■ **Task brief**:
Wherever the string "Registry" appears, copy the whole line.

Records that describe figures
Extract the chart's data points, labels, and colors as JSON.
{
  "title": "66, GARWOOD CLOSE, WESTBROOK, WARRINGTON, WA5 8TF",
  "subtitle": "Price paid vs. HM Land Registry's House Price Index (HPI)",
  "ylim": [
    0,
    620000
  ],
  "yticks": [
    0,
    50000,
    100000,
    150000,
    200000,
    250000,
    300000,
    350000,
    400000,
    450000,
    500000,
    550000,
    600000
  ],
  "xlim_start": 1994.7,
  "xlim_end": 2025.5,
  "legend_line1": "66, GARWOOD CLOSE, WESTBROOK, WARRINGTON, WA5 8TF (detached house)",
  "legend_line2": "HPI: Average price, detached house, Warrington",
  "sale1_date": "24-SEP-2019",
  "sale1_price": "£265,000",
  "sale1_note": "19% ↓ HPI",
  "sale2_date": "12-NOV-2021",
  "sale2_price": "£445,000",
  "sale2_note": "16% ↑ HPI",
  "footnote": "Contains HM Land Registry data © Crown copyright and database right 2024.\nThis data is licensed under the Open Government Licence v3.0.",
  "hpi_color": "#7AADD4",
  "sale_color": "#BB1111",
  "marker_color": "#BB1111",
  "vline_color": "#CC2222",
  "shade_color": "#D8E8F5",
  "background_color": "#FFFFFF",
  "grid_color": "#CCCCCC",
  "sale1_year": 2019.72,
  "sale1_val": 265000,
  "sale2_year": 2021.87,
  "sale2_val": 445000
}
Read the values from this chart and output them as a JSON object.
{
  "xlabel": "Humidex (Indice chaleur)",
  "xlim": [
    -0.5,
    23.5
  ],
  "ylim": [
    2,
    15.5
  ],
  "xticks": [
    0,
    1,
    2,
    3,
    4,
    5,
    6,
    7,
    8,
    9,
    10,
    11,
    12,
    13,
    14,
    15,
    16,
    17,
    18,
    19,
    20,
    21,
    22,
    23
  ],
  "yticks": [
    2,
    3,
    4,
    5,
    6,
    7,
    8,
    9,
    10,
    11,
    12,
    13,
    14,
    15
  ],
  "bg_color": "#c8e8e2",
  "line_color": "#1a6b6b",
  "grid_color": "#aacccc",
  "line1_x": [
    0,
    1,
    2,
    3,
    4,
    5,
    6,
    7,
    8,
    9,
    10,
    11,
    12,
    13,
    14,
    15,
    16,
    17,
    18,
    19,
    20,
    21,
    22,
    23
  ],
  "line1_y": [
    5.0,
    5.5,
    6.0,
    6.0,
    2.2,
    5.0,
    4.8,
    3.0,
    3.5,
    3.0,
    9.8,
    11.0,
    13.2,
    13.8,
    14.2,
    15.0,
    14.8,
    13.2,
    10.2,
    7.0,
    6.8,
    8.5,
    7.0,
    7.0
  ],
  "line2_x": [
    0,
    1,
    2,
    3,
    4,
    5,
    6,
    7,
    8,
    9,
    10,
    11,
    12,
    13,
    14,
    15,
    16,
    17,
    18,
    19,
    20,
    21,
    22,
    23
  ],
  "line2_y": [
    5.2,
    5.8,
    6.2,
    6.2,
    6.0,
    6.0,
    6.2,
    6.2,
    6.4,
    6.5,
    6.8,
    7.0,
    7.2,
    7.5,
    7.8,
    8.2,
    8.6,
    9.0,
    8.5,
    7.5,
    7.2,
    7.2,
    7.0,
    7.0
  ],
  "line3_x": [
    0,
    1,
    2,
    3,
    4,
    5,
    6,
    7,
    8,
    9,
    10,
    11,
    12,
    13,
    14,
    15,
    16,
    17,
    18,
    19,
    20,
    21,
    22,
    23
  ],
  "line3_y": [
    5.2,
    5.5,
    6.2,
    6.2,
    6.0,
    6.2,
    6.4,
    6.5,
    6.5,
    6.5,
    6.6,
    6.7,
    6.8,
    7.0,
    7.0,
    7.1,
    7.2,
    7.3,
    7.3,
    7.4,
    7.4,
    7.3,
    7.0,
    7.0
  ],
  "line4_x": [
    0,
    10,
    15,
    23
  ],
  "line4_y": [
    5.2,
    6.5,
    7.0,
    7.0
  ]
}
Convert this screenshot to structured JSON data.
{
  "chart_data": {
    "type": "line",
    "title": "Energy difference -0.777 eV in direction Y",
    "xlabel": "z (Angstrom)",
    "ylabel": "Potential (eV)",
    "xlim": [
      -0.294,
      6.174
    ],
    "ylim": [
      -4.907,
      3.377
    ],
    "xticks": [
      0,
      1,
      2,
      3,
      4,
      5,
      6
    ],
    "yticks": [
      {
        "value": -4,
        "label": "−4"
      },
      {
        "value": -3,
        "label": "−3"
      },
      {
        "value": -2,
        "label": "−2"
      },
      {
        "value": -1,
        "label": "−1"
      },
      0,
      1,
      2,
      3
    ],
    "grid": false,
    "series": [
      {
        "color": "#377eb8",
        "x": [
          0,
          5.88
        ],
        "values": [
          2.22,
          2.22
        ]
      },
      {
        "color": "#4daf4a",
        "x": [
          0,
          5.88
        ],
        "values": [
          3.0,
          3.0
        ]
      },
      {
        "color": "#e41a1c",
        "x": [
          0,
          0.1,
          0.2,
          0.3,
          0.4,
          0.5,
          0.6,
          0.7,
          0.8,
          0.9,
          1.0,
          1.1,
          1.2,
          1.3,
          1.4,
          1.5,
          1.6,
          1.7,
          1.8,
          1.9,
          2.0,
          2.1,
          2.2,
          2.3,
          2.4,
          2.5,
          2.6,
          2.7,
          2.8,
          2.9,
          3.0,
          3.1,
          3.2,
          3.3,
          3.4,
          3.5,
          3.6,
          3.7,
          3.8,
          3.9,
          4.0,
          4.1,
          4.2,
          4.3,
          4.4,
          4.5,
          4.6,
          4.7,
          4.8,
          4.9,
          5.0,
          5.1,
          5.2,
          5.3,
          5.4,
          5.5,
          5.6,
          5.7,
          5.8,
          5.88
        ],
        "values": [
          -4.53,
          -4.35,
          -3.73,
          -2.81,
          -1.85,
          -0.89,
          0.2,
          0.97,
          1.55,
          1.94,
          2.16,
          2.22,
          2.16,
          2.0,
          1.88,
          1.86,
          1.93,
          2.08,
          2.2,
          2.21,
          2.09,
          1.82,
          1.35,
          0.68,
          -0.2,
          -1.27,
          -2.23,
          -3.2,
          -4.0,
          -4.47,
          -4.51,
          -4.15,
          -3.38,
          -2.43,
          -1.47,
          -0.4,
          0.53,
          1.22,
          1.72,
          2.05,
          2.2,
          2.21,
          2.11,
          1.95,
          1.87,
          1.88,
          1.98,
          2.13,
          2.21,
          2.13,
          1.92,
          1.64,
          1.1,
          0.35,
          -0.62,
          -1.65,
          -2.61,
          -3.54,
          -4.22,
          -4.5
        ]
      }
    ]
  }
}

■ **The reply**:
  "subtitle": "Price paid vs. HM Land Registry's House Price Index (HPI)",
  "footnote": "Contains HM Land Registry data © Crown copyright and database right 2024.\nThis data is licensed under the Open Government Licence v3.0.",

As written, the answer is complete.